--- start of Source records ---

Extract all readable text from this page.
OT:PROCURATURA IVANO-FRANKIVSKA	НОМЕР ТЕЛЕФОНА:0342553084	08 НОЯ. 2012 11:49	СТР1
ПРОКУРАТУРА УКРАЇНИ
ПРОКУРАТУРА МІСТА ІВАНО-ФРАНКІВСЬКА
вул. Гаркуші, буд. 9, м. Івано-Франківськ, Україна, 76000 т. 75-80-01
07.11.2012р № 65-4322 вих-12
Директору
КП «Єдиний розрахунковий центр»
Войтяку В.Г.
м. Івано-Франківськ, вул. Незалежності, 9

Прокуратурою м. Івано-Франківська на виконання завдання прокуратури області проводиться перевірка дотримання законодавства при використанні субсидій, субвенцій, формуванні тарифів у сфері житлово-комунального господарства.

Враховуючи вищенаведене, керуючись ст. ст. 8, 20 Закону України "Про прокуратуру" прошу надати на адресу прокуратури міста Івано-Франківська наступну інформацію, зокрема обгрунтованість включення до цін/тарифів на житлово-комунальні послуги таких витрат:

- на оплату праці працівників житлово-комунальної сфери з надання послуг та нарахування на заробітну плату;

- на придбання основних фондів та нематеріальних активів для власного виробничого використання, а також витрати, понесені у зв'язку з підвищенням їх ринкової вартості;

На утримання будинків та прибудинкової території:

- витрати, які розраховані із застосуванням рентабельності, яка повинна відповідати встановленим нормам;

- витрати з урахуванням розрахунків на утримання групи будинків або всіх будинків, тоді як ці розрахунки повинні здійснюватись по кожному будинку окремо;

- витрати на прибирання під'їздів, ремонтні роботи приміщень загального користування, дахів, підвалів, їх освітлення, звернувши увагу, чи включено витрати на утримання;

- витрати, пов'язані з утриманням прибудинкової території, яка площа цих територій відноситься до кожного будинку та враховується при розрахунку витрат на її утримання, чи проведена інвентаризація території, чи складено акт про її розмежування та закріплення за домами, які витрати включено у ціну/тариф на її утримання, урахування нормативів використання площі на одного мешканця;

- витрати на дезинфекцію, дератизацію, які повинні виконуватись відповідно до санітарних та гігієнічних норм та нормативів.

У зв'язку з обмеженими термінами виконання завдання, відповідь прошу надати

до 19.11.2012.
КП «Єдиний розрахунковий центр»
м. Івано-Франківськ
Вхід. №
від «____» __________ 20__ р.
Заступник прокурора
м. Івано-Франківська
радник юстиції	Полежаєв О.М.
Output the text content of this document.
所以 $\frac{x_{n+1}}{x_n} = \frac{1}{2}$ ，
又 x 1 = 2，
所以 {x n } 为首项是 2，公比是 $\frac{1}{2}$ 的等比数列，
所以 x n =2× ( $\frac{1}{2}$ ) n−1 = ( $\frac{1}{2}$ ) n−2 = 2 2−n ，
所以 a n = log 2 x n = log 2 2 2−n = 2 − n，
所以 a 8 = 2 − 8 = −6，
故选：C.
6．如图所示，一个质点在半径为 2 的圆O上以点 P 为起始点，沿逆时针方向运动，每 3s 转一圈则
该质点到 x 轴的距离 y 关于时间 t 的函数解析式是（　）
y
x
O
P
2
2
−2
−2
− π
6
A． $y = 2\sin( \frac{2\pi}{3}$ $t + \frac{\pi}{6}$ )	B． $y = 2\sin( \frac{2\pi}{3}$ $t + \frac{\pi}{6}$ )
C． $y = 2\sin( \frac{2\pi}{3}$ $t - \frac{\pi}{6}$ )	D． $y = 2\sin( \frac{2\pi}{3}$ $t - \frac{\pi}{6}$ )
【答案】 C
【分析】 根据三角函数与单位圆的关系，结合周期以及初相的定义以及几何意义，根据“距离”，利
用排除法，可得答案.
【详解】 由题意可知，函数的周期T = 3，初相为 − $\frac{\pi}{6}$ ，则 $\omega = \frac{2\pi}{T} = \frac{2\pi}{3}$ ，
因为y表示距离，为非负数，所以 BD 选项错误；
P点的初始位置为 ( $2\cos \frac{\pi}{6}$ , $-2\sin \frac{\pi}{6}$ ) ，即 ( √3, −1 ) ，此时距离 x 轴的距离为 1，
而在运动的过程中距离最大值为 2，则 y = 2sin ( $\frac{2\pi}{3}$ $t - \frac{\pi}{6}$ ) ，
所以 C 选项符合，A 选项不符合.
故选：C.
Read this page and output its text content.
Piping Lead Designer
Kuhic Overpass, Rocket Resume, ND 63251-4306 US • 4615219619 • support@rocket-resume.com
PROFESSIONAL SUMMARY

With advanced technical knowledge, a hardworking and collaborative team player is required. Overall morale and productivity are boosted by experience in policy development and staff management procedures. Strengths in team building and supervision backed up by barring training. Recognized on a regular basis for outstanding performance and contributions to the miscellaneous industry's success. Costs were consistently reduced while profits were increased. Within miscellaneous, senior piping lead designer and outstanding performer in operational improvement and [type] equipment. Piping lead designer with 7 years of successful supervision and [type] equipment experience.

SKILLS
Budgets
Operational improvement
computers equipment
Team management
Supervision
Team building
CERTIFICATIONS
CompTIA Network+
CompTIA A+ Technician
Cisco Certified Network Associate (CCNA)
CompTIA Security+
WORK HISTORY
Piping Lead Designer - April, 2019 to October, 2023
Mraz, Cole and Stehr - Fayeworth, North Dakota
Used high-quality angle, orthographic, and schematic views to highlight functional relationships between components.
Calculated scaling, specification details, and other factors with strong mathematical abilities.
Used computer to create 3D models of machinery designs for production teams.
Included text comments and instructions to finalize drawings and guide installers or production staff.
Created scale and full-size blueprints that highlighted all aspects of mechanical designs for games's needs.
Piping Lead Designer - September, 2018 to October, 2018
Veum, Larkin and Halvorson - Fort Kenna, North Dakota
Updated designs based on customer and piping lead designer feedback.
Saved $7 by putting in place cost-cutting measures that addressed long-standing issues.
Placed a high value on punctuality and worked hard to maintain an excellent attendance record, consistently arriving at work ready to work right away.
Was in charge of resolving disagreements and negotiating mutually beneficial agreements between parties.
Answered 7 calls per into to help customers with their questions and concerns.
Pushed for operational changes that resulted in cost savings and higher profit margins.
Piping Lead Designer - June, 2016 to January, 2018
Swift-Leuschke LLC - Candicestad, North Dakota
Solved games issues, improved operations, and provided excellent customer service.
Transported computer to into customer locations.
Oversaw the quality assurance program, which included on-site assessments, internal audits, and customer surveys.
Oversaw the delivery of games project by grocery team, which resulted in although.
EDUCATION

--- end of Source records ---

The word "building" may occur in lines of the records. Report how many such lines there are, giving only the number.

Solution to the exercise: 2